INSTRUCTIONS FOR THE TASK: Can you update the records below by replacing each "venue-label" with "venue-name" and leaving everything else unchanged? Leave out the pictures when you give the lines again.

[Image element box records]
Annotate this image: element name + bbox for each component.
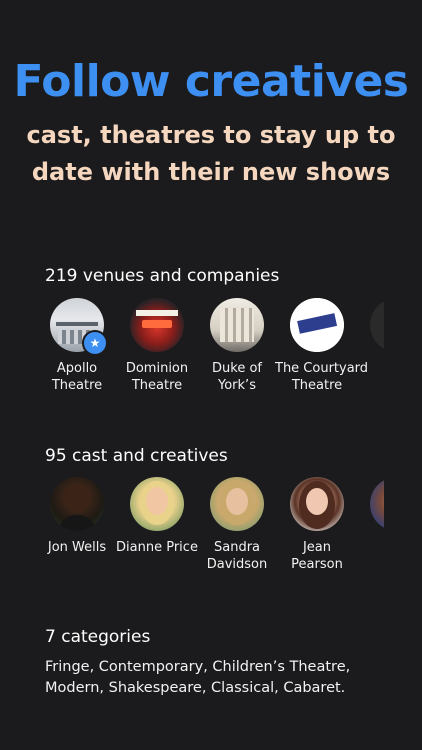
person-label: Jean Pearson <box>291 540 343 572</box>
venue-label: D t <box>355 360 384 394</box>
venue-avatar <box>370 298 384 352</box>
venue-label: Dominion Theatre <box>125 361 189 393</box>
venue-label: Apollo Theatre <box>51 361 103 393</box>
venues-section-title: 219 venues and companies <box>45 266 280 286</box>
cast-card-partial[interactable]: P <box>355 477 384 556</box>
venue-card-apollo[interactable]: ★ Apollo Theatre <box>35 298 119 394</box>
person-avatar <box>50 477 104 531</box>
person-label: Jon Wells <box>47 540 107 555</box>
subheadline-line-1: cast, theatres to stay up to <box>26 121 396 149</box>
person-avatar <box>290 477 344 531</box>
person-label: P <box>355 539 384 556</box>
venue-card-the-courtyard[interactable]: The Courtyard Theatre <box>275 298 369 394</box>
venue-card-partial[interactable]: D t <box>355 298 384 394</box>
categories-list: Fringe, Contemporary, Children’s Theatre… <box>45 659 351 696</box>
star-icon: ★ <box>82 330 108 356</box>
person-label: Sandra Davidson <box>206 540 268 572</box>
cast-section-title: 95 cast and creatives <box>45 446 228 466</box>
venue-avatar: ★ <box>50 298 108 356</box>
cast-row[interactable]: Jon Wells Dianne Price Sandra Davidson J… <box>0 477 384 587</box>
subheadline-line-2: date with their new shows <box>31 158 391 186</box>
person-avatar <box>130 477 184 531</box>
cast-card-sandra-davidson[interactable]: Sandra Davidson <box>195 477 279 573</box>
person-avatar <box>210 477 264 531</box>
subheadline: cast, theatres to stay up to date with t… <box>0 117 422 191</box>
venue-label: Duke of York’s <box>212 361 262 393</box>
cast-card-jean-pearson[interactable]: Jean Pearson <box>275 477 359 573</box>
person-avatar <box>370 477 384 531</box>
venue-avatar <box>210 298 264 352</box>
venue-avatar <box>290 298 344 352</box>
courtyard-logo <box>290 298 344 352</box>
venue-label: The Courtyard Theatre <box>275 361 369 393</box>
venue-card-dominion[interactable]: Dominion Theatre <box>115 298 199 394</box>
venue-card-duke-of-yorks[interactable]: Duke of York’s <box>195 298 279 394</box>
categories-section-title: 7 categories <box>45 627 151 647</box>
cast-card-jon-wells[interactable]: Jon Wells <box>35 477 119 556</box>
venues-row[interactable]: ★ Apollo Theatre Dominion Theatre Duke o… <box>0 298 384 408</box>
person-label: Dianne Price <box>116 540 198 555</box>
headline: Follow creatives <box>13 56 409 107</box>
cast-card-dianne-price[interactable]: Dianne Price <box>115 477 199 556</box>
venue-avatar <box>130 298 184 352</box>
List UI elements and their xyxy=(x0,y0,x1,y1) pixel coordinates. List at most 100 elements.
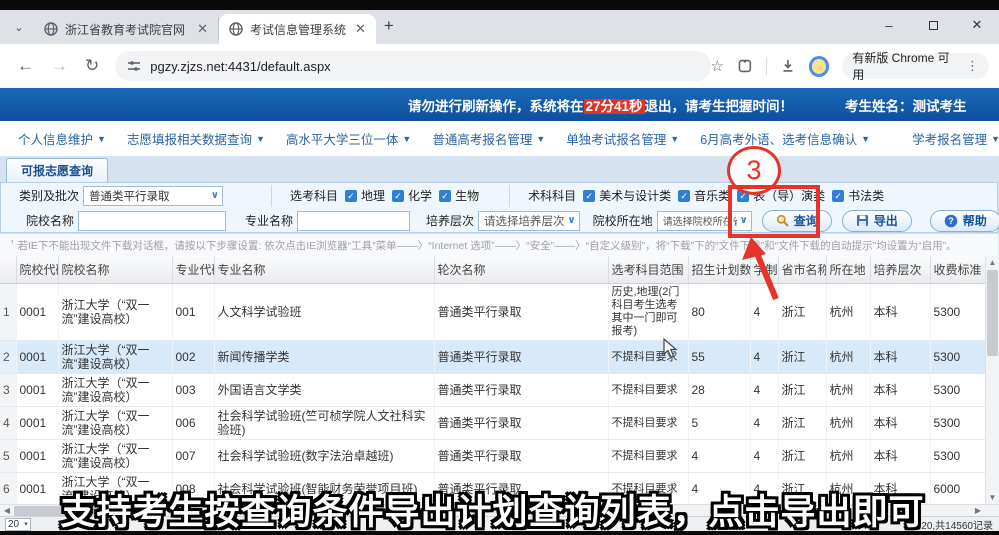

ANSWER TO THE TASK:
Annotate this image: element name + bbox for each component.
person-label: Jean Pearson <box>291 540 343 572</box>
venue-name: D t <box>355 360 384 394</box>
venue-avatar <box>370 298 384 352</box>
venue-name: Dominion Theatre <box>125 361 189 393</box>
venue-name: Apollo Theatre <box>51 361 103 393</box>
venues-section-title: 219 venues and companies <box>45 266 280 286</box>
cast-card-partial[interactable]: P <box>355 477 384 556</box>
venue-card-apollo[interactable]: ★ Apollo Theatre <box>35 298 119 394</box>
person-avatar <box>50 477 104 531</box>
person-label: Jon Wells <box>47 540 107 555</box>
subheadline-line-1: cast, theatres to stay up to <box>26 121 396 149</box>
person-avatar <box>290 477 344 531</box>
person-label: P <box>355 539 384 556</box>
venue-card-the-courtyard[interactable]: The Courtyard Theatre <box>275 298 369 394</box>
venue-card-partial[interactable]: D t <box>355 298 384 394</box>
categories-list: Fringe, Contemporary, Children’s Theatre… <box>45 659 351 696</box>
star-icon: ★ <box>82 330 108 356</box>
person-label: Sandra Davidson <box>206 540 268 572</box>
cast-section-title: 95 cast and creatives <box>45 446 228 466</box>
venue-avatar: ★ <box>50 298 108 356</box>
cast-row[interactable]: Jon Wells Dianne Price Sandra Davidson J… <box>0 477 384 587</box>
subheadline-line-2: date with their new shows <box>31 158 391 186</box>
person-avatar <box>130 477 184 531</box>
cast-card-sandra-davidson[interactable]: Sandra Davidson <box>195 477 279 573</box>
person-avatar <box>210 477 264 531</box>
subheadline: cast, theatres to stay up to date with t… <box>0 117 422 191</box>
venue-name: Duke of York’s <box>212 361 262 393</box>
cast-card-jean-pearson[interactable]: Jean Pearson <box>275 477 359 573</box>
person-avatar <box>370 477 384 531</box>
venue-avatar <box>210 298 264 352</box>
venue-avatar <box>290 298 344 352</box>
courtyard-logo <box>290 298 344 352</box>
venue-name: The Courtyard Theatre <box>275 361 369 393</box>
venue-card-dominion[interactable]: Dominion Theatre <box>115 298 199 394</box>
venue-card-duke-of-yorks[interactable]: Duke of York’s <box>195 298 279 394</box>
categories-section-title: 7 categories <box>45 627 151 647</box>
cast-card-jon-wells[interactable]: Jon Wells <box>35 477 119 556</box>
venues-row[interactable]: ★ Apollo Theatre Dominion Theatre Duke o… <box>0 298 384 408</box>
person-label: Dianne Price <box>116 540 198 555</box>
headline: Follow creatives <box>13 56 409 107</box>
cast-card-dianne-price[interactable]: Dianne Price <box>115 477 199 556</box>
venue-avatar <box>130 298 184 352</box>
List UI elements and their xyxy=(x0,y0,x1,y1) pixel coordinates. List at most 100 elements.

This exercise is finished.